Task brief: Retype each record below word for word. Leave the pictures out.

Input material:
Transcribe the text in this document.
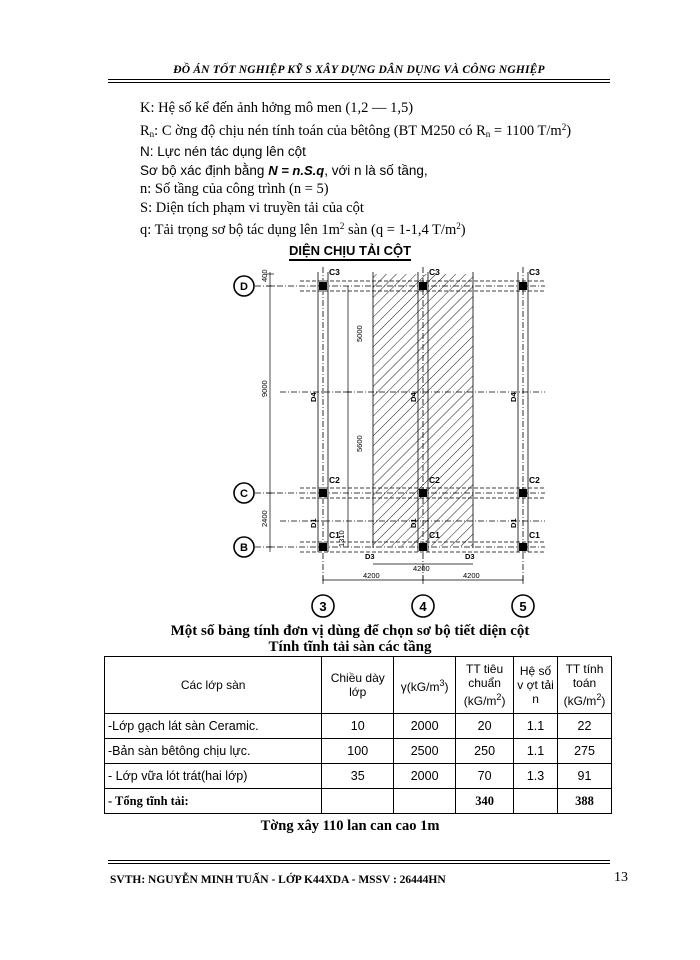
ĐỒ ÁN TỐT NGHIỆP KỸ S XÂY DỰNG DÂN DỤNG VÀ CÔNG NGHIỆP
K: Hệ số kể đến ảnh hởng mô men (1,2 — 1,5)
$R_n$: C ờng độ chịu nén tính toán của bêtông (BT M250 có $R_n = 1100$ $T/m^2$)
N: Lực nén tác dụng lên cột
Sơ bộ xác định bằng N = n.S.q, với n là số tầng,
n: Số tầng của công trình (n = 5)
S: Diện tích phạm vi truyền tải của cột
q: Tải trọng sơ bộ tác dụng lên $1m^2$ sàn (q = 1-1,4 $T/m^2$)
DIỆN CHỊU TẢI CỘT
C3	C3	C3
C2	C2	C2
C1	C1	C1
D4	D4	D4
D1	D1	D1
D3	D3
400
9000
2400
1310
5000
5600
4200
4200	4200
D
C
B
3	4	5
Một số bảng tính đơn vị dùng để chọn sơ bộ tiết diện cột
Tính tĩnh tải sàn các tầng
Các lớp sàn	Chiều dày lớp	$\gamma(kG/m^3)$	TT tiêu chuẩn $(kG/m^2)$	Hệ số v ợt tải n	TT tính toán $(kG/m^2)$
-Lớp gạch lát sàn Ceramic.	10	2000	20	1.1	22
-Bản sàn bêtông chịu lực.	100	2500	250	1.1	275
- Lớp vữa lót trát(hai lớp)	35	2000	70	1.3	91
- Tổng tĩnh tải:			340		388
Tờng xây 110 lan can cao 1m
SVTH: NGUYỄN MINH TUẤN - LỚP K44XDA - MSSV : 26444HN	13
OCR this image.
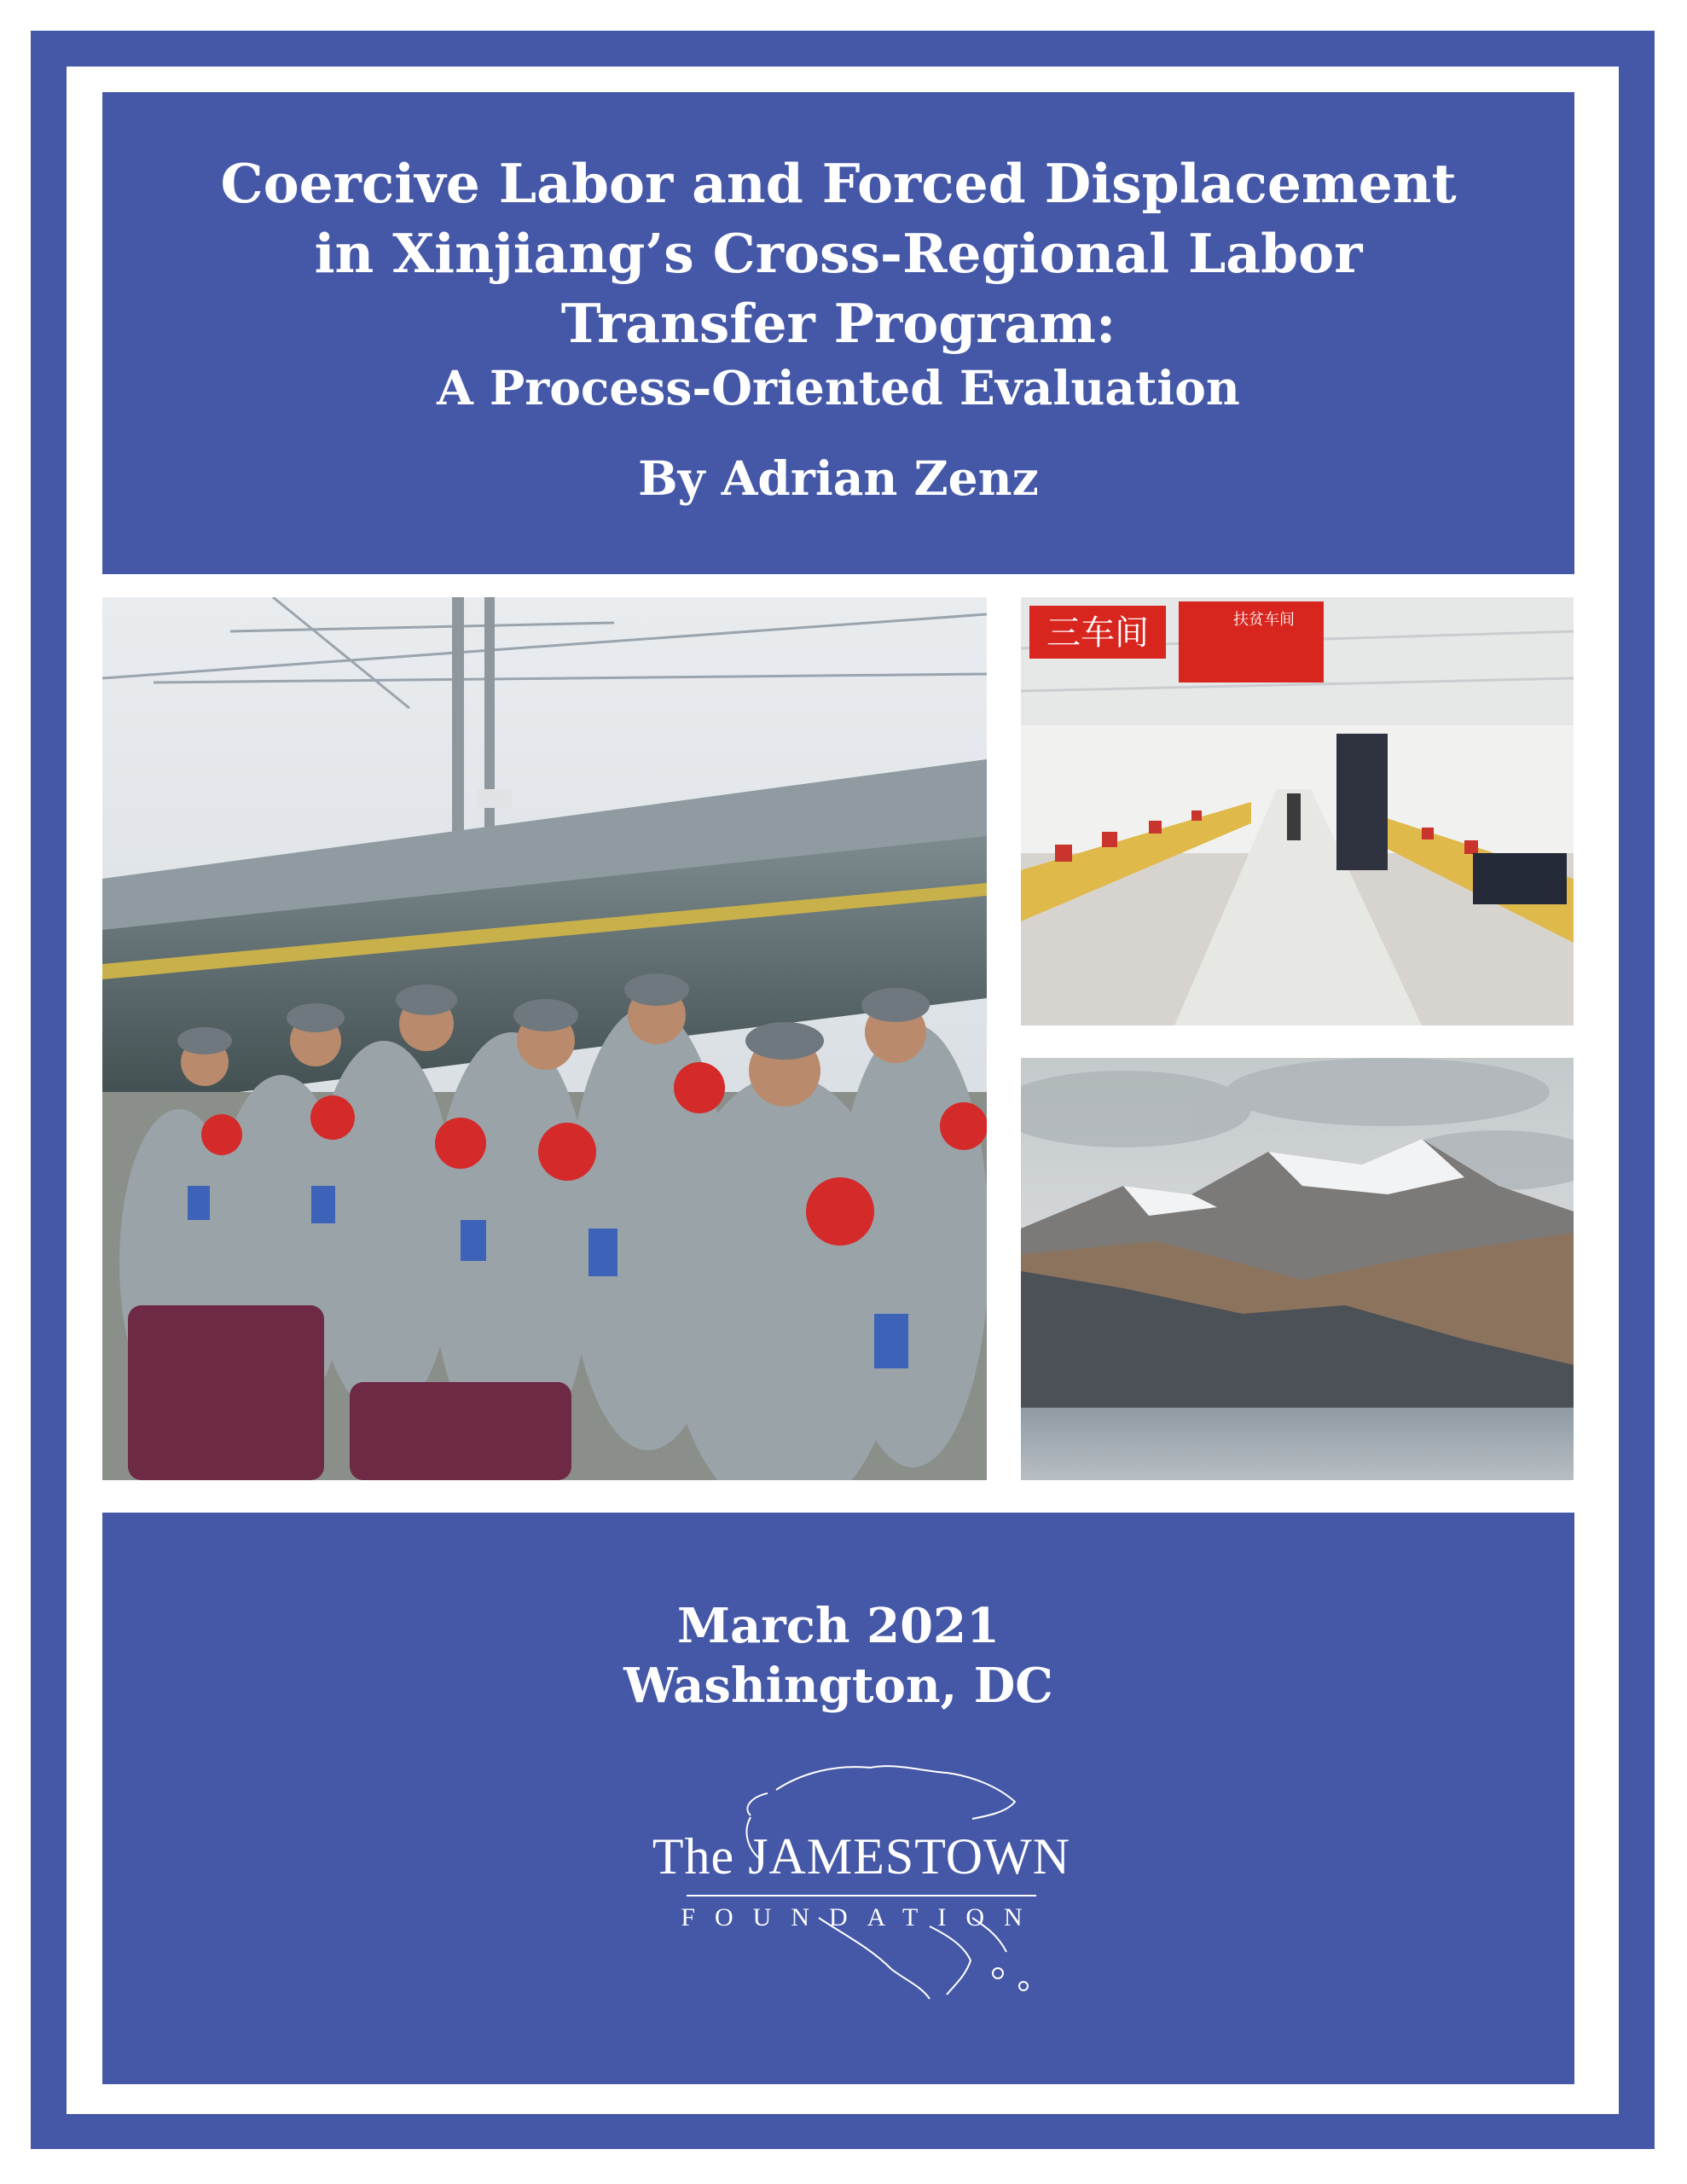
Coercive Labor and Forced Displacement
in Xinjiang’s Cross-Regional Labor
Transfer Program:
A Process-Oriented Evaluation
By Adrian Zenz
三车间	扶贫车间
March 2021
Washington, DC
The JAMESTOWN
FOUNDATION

Exercise result:
Transcribe the text in this document.
ĐỒ ÁN TỐT NGHIỆP KỸ S XÂY DỰNG DÂN DỤNG VÀ CÔNG NGHIỆP
K: Hệ số kể đến ảnh hởng mô men (1,2 — 1,5)
$R_n$: C ờng độ chịu nén tính toán của bêtông (BT M250 có $R_n = 1100$ $T/m^2$)
N: Lực nén tác dụng lên cột
Sơ bộ xác định bằng N = n.S.q, với n là số tầng,
n: Số tầng của công trình (n = 5)
S: Diện tích phạm vi truyền tải của cột
q: Tải trọng sơ bộ tác dụng lên $1m^2$ sàn (q = 1-1,4 $T/m^2$)
DIỆN CHỊU TẢI CỘT
C3	C3	C3
C2	C2	C2
C1	C1	C1
D4	D4	D4
D1	D1	D1
D3	D3
400
9000
2400
1310
5000
5600
4200
4200	4200
D
C
B
3	4	5
Một số bảng tính đơn vị dùng để chọn sơ bộ tiết diện cột
Tính tĩnh tải sàn các tầng
Các lớp sàn	Chiều dày lớp	$\gamma(kG/m^3)$	TT tiêu chuẩn $(kG/m^2)$	Hệ số v ợt tải n	TT tính toán $(kG/m^2)$
-Lớp gạch lát sàn Ceramic.	10	2000	20	1.1	22
-Bản sàn bêtông chịu lực.	100	2500	250	1.1	275
- Lớp vữa lót trát(hai lớp)	35	2000	70	1.3	91
- Tổng tĩnh tải:			340		388
Tờng xây 110 lan can cao 1m
SVTH: NGUYỄN MINH TUẤN - LỚP K44XDA - MSSV : 26444HN	13
OCR this image.
Coercive Labor and Forced Displacement
in Xinjiang’s Cross-Regional Labor
Transfer Program:
A Process-Oriented Evaluation
By Adrian Zenz
三车间	扶贫车间
March 2021
Washington, DC
The JAMESTOWN
FOUNDATION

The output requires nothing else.